> [TASK DATA]:
* * *
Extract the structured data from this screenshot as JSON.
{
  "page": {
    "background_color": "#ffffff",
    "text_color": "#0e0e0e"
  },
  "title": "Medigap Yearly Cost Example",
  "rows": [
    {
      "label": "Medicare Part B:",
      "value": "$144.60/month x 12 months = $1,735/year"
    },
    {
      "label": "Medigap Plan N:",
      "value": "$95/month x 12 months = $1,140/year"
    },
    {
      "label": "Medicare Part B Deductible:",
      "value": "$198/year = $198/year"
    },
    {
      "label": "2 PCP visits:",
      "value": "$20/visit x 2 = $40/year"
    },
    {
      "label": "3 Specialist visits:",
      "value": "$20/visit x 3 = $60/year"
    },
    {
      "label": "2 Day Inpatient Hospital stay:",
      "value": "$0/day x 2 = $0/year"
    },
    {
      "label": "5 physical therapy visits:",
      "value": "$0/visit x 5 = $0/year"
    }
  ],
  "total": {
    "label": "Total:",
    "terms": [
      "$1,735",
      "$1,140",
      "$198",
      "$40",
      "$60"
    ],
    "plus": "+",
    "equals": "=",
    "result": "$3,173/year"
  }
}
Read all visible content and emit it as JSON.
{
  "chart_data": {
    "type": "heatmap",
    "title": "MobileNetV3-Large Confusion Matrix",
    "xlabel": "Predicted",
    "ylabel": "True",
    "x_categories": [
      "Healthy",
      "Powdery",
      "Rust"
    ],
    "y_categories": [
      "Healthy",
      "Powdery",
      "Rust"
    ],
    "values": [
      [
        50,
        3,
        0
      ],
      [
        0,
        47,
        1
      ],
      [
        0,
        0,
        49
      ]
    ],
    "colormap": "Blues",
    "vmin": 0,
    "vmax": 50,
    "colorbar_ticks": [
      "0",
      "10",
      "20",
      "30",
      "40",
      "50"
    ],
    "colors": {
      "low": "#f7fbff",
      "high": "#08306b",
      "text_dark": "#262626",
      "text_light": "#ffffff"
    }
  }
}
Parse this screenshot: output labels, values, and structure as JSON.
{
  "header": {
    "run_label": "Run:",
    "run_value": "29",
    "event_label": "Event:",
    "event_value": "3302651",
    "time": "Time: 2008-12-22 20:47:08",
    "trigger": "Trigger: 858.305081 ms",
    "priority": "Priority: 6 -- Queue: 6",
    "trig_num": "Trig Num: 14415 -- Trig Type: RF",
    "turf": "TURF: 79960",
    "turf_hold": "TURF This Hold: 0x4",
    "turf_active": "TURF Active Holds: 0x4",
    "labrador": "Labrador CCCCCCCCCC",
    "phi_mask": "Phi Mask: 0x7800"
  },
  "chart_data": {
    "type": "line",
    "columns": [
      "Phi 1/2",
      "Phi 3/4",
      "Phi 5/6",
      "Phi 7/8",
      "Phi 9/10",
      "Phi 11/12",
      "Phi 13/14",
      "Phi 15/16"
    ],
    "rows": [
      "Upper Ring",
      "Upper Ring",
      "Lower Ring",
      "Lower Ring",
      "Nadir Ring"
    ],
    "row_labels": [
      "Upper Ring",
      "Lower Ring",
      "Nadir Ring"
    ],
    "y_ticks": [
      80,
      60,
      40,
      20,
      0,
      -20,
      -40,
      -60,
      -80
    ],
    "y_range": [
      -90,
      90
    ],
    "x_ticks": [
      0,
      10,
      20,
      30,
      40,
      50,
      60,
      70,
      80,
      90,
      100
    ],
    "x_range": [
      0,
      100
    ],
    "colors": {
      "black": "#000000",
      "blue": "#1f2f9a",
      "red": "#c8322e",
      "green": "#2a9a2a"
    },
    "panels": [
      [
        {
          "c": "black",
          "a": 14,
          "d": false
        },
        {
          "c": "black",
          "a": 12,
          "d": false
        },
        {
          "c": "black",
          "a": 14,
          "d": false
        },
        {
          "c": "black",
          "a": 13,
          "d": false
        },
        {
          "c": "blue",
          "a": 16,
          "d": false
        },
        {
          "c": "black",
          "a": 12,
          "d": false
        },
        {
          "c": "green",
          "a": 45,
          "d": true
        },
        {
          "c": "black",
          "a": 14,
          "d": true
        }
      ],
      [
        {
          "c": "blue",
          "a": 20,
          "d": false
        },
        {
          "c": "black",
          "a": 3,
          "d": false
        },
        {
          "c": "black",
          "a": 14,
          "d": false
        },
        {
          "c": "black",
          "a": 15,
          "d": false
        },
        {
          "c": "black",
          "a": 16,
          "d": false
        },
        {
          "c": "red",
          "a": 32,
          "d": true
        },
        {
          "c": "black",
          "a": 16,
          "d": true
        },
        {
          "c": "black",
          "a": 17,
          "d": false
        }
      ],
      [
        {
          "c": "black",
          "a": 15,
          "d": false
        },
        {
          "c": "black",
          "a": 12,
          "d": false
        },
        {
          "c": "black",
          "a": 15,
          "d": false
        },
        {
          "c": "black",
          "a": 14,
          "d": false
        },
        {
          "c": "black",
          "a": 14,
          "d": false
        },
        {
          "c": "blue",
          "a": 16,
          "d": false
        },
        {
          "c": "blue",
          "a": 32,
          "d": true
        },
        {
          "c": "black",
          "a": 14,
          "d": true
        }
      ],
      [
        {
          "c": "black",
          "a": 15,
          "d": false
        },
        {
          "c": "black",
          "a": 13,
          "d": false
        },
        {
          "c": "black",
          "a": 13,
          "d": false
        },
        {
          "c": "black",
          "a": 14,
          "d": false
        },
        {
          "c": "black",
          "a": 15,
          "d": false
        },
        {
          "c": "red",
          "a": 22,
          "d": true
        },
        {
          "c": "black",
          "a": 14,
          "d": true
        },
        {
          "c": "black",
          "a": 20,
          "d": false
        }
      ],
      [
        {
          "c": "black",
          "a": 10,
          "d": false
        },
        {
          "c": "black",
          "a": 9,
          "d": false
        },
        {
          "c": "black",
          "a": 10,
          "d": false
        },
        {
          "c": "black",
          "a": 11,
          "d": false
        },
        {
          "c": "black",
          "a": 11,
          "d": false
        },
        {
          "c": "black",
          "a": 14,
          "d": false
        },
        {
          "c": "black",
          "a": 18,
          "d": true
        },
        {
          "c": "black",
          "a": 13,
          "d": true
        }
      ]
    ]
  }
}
* * *
The records above need to be transcribed in full. Keep every character unchanged.

> [THE COMPLETED TASK]:
Extract the structured data from this screenshot as JSON.
{
  "page": {
    "background_color": "#ffffff",
    "text_color": "#0e0e0e"
  },
  "title": "Medigap Yearly Cost Example",
  "rows": [
    {
      "label": "Medicare Part B:",
      "value": "$144.60/month x 12 months = $1,735/year"
    },
    {
      "label": "Medigap Plan N:",
      "value": "$95/month x 12 months = $1,140/year"
    },
    {
      "label": "Medicare Part B Deductible:",
      "value": "$198/year = $198/year"
    },
    {
      "label": "2 PCP visits:",
      "value": "$20/visit x 2 = $40/year"
    },
    {
      "label": "3 Specialist visits:",
      "value": "$20/visit x 3 = $60/year"
    },
    {
      "label": "2 Day Inpatient Hospital stay:",
      "value": "$0/day x 2 = $0/year"
    },
    {
      "label": "5 physical therapy visits:",
      "value": "$0/visit x 5 = $0/year"
    }
  ],
  "total": {
    "label": "Total:",
    "terms": [
      "$1,735",
      "$1,140",
      "$198",
      "$40",
      "$60"
    ],
    "plus": "+",
    "equals": "=",
    "result": "$3,173/year"
  }
}
Read all visible content and emit it as JSON.
{
  "chart_data": {
    "type": "heatmap",
    "title": "MobileNetV3-Large Confusion Matrix",
    "xlabel": "Predicted",
    "ylabel": "True",
    "x_categories": [
      "Healthy",
      "Powdery",
      "Rust"
    ],
    "y_categories": [
      "Healthy",
      "Powdery",
      "Rust"
    ],
    "values": [
      [
        50,
        3,
        0
      ],
      [
        0,
        47,
        1
      ],
      [
        0,
        0,
        49
      ]
    ],
    "colormap": "Blues",
    "vmin": 0,
    "vmax": 50,
    "colorbar_ticks": [
      "0",
      "10",
      "20",
      "30",
      "40",
      "50"
    ],
    "colors": {
      "low": "#f7fbff",
      "high": "#08306b",
      "text_dark": "#262626",
      "text_light": "#ffffff"
    }
  }
}
Parse this screenshot: output labels, values, and structure as JSON.
{
  "header": {
    "run_label": "Run:",
    "run_value": "29",
    "event_label": "Event:",
    "event_value": "3302651",
    "time": "Time: 2008-12-22 20:47:08",
    "trigger": "Trigger: 858.305081 ms",
    "priority": "Priority: 6 -- Queue: 6",
    "trig_num": "Trig Num: 14415 -- Trig Type: RF",
    "turf": "TURF: 79960",
    "turf_hold": "TURF This Hold: 0x4",
    "turf_active": "TURF Active Holds: 0x4",
    "labrador": "Labrador CCCCCCCCCC",
    "phi_mask": "Phi Mask: 0x7800"
  },
  "chart_data": {
    "type": "line",
    "columns": [
      "Phi 1/2",
      "Phi 3/4",
      "Phi 5/6",
      "Phi 7/8",
      "Phi 9/10",
      "Phi 11/12",
      "Phi 13/14",
      "Phi 15/16"
    ],
    "rows": [
      "Upper Ring",
      "Upper Ring",
      "Lower Ring",
      "Lower Ring",
      "Nadir Ring"
    ],
    "row_labels": [
      "Upper Ring",
      "Lower Ring",
      "Nadir Ring"
    ],
    "y_ticks": [
      80,
      60,
      40,
      20,
      0,
      -20,
      -40,
      -60,
      -80
    ],
    "y_range": [
      -90,
      90
    ],
    "x_ticks": [
      0,
      10,
      20,
      30,
      40,
      50,
      60,
      70,
      80,
      90,
      100
    ],
    "x_range": [
      0,
      100
    ],
    "colors": {
      "black": "#000000",
      "blue": "#1f2f9a",
      "red": "#c8322e",
      "green": "#2a9a2a"
    },
    "panels": [
      [
        {
          "c": "black",
          "a": 14,
          "d": false
        },
        {
          "c": "black",
          "a": 12,
          "d": false
        },
        {
          "c": "black",
          "a": 14,
          "d": false
        },
        {
          "c": "black",
          "a": 13,
          "d": false
        },
        {
          "c": "blue",
          "a": 16,
          "d": false
        },
        {
          "c": "black",
          "a": 12,
          "d": false
        },
        {
          "c": "green",
          "a": 45,
          "d": true
        },
        {
          "c": "black",
          "a": 14,
          "d": true
        }
      ],
      [
        {
          "c": "blue",
          "a": 20,
          "d": false
        },
        {
          "c": "black",
          "a": 3,
          "d": false
        },
        {
          "c": "black",
          "a": 14,
          "d": false
        },
        {
          "c": "black",
          "a": 15,
          "d": false
        },
        {
          "c": "black",
          "a": 16,
          "d": false
        },
        {
          "c": "red",
          "a": 32,
          "d": true
        },
        {
          "c": "black",
          "a": 16,
          "d": true
        },
        {
          "c": "black",
          "a": 17,
          "d": false
        }
      ],
      [
        {
          "c": "black",
          "a": 15,
          "d": false
        },
        {
          "c": "black",
          "a": 12,
          "d": false
        },
        {
          "c": "black",
          "a": 15,
          "d": false
        },
        {
          "c": "black",
          "a": 14,
          "d": false
        },
        {
          "c": "black",
          "a": 14,
          "d": false
        },
        {
          "c": "blue",
          "a": 16,
          "d": false
        },
        {
          "c": "blue",
          "a": 32,
          "d": true
        },
        {
          "c": "black",
          "a": 14,
          "d": true
        }
      ],
      [
        {
          "c": "black",
          "a": 15,
          "d": false
        },
        {
          "c": "black",
          "a": 13,
          "d": false
        },
        {
          "c": "black",
          "a": 13,
          "d": false
        },
        {
          "c": "black",
          "a": 14,
          "d": false
        },
        {
          "c": "black",
          "a": 15,
          "d": false
        },
        {
          "c": "red",
          "a": 22,
          "d": true
        },
        {
          "c": "black",
          "a": 14,
          "d": true
        },
        {
          "c": "black",
          "a": 20,
          "d": false
        }
      ],
      [
        {
          "c": "black",
          "a": 10,
          "d": false
        },
        {
          "c": "black",
          "a": 9,
          "d": false
        },
        {
          "c": "black",
          "a": 10,
          "d": false
        },
        {
          "c": "black",
          "a": 11,
          "d": false
        },
        {
          "c": "black",
          "a": 11,
          "d": false
        },
        {
          "c": "black",
          "a": 14,
          "d": false
        },
        {
          "c": "black",
          "a": 18,
          "d": true
        },
        {
          "c": "black",
          "a": 13,
          "d": true
        }
      ]
    ]
  }
}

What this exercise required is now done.